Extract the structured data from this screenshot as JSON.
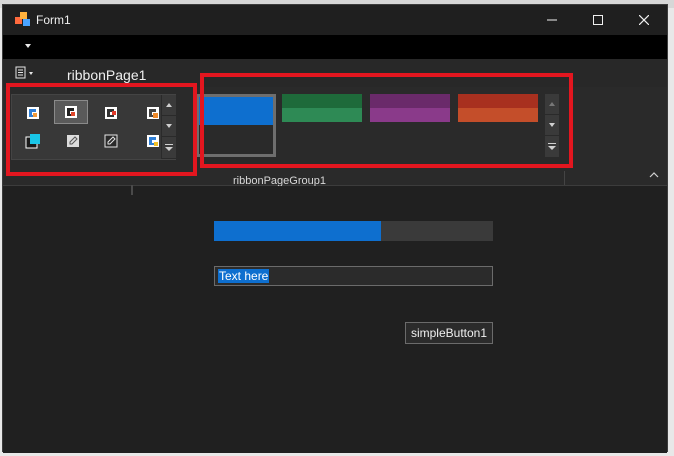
{
  "window": {
    "title": "Form1"
  },
  "ribbon": {
    "page_tab": "ribbonPage1",
    "group_label": "ribbonPageGroup1",
    "icon_gallery": {
      "items": [
        {
          "name": "app-icon-blue",
          "selected": false
        },
        {
          "name": "app-icon-dark",
          "selected": true
        },
        {
          "name": "app-icon-white-red",
          "selected": false
        },
        {
          "name": "app-icon-orange",
          "selected": false
        },
        {
          "name": "cyan-window-icon",
          "selected": false
        },
        {
          "name": "edit-doc-icon",
          "selected": false
        },
        {
          "name": "edit-doc-dark-icon",
          "selected": false
        },
        {
          "name": "app-icon-yellow",
          "selected": false
        }
      ]
    },
    "skin_gallery": {
      "items": [
        {
          "name": "Blue",
          "colors": [
            "#0e6fcf",
            "#0e6fcf",
            "#2a2a2a"
          ],
          "selected": true
        },
        {
          "name": "Green",
          "colors": [
            "#1e6a3a",
            "#2e8a55",
            "#2a2a2a"
          ],
          "selected": false
        },
        {
          "name": "Purple",
          "colors": [
            "#6a2a6a",
            "#8a3a8a",
            "#2a2a2a"
          ],
          "selected": false
        },
        {
          "name": "Orange",
          "colors": [
            "#a8301f",
            "#c44e2a",
            "#2a2a2a"
          ],
          "selected": false
        }
      ]
    }
  },
  "content": {
    "progress_fraction": 0.6,
    "textbox_value": "Text here",
    "button_label": "simpleButton1"
  },
  "colors": {
    "accent": "#0e6fcf",
    "highlight_box": "#e3161f"
  }
}
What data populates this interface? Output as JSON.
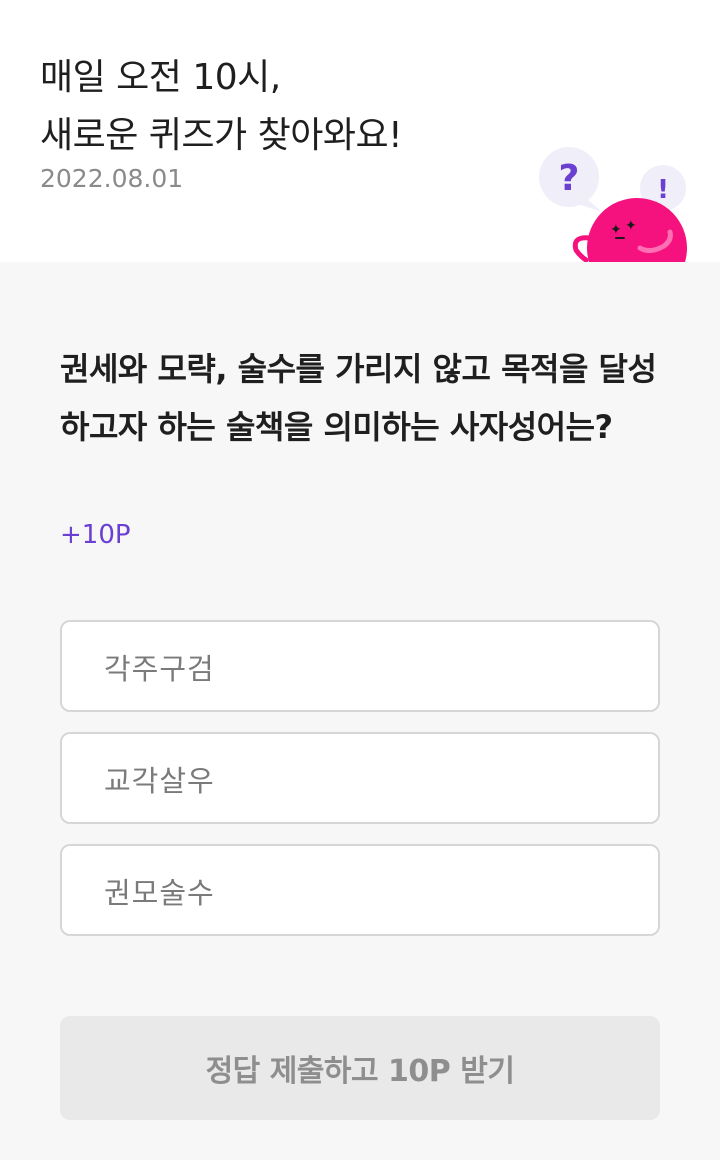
{
  "header": {
    "title_line1": "매일 오전 10시,",
    "title_line2": "새로운 퀴즈가 찾아와요!",
    "date": "2022.08.01"
  },
  "mascot": {
    "question_mark": "?",
    "exclamation": "!",
    "body_color": "#f5127f",
    "accent_color": "#6a3fd1",
    "icon": "pink-blob-mascot"
  },
  "quiz": {
    "question": "권세와 모략, 술수를 가리지 않고 목적을 달성하고자 하는 술책을 의미하는 사자성어는?",
    "points": "+10P",
    "options": [
      "각주구검",
      "교각살우",
      "권모술수"
    ],
    "submit_label": "정답 제출하고 10P 받기"
  }
}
· · · ·
(TASK REQUIREMENTS):
Only the lines from the line bearing "What data populates" to the end of the listing above, both inclusive, should be extracted verbatim; the pictures are excluded.

(TASK OUTPUT):
What data populates this interface? Output as JSON.
{
  "header": {
    "title_line1": "매일 오전 10시,",
    "title_line2": "새로운 퀴즈가 찾아와요!",
    "date": "2022.08.01"
  },
  "mascot": {
    "question_mark": "?",
    "exclamation": "!",
    "body_color": "#f5127f",
    "accent_color": "#6a3fd1",
    "icon": "pink-blob-mascot"
  },
  "quiz": {
    "question": "권세와 모략, 술수를 가리지 않고 목적을 달성하고자 하는 술책을 의미하는 사자성어는?",
    "points": "+10P",
    "options": [
      "각주구검",
      "교각살우",
      "권모술수"
    ],
    "submit_label": "정답 제출하고 10P 받기"
  }
}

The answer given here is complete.